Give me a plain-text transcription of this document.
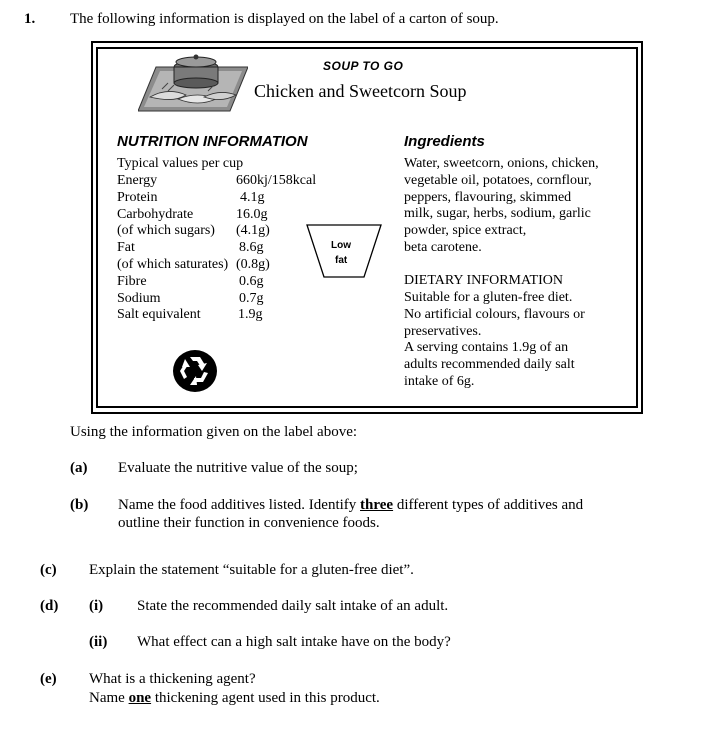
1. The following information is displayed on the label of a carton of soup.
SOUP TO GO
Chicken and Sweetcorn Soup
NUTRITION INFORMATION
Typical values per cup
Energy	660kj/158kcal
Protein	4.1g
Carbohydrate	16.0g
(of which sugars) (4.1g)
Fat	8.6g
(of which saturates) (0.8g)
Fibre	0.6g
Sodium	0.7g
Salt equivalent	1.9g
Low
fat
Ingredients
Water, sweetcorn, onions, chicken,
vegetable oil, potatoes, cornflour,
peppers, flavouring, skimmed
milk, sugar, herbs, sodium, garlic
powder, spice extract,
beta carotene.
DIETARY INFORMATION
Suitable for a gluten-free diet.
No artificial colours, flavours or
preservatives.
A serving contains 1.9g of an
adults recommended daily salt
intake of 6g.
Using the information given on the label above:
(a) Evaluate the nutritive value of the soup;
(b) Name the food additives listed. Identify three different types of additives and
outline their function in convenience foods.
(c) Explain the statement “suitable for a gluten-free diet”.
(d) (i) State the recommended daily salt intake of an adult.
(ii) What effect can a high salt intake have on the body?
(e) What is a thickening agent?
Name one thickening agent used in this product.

## DESCRIPTION OF THE TASK
Every line in the records is to be retyped exactly as it stands; the pictures stay out.

## FINAL ANSWER
Give me a plain-text transcription of this document.
1. The following information is displayed on the label of a carton of soup.
SOUP TO GO
Chicken and Sweetcorn Soup
NUTRITION INFORMATION
Typical values per cup
Energy	660kj/158kcal
Protein	4.1g
Carbohydrate	16.0g
(of which sugars) (4.1g)
Fat	8.6g
(of which saturates) (0.8g)
Fibre	0.6g
Sodium	0.7g
Salt equivalent	1.9g
Low
fat
Ingredients
Water, sweetcorn, onions, chicken,
vegetable oil, potatoes, cornflour,
peppers, flavouring, skimmed
milk, sugar, herbs, sodium, garlic
powder, spice extract,
beta carotene.
DIETARY INFORMATION
Suitable for a gluten-free diet.
No artificial colours, flavours or
preservatives.
A serving contains 1.9g of an
adults recommended daily salt
intake of 6g.
Using the information given on the label above:
(a) Evaluate the nutritive value of the soup;
(b) Name the food additives listed. Identify three different types of additives and
outline their function in convenience foods.
(c) Explain the statement “suitable for a gluten-free diet”.
(d) (i) State the recommended daily salt intake of an adult.
(ii) What effect can a high salt intake have on the body?
(e) What is a thickening agent?
Name one thickening agent used in this product.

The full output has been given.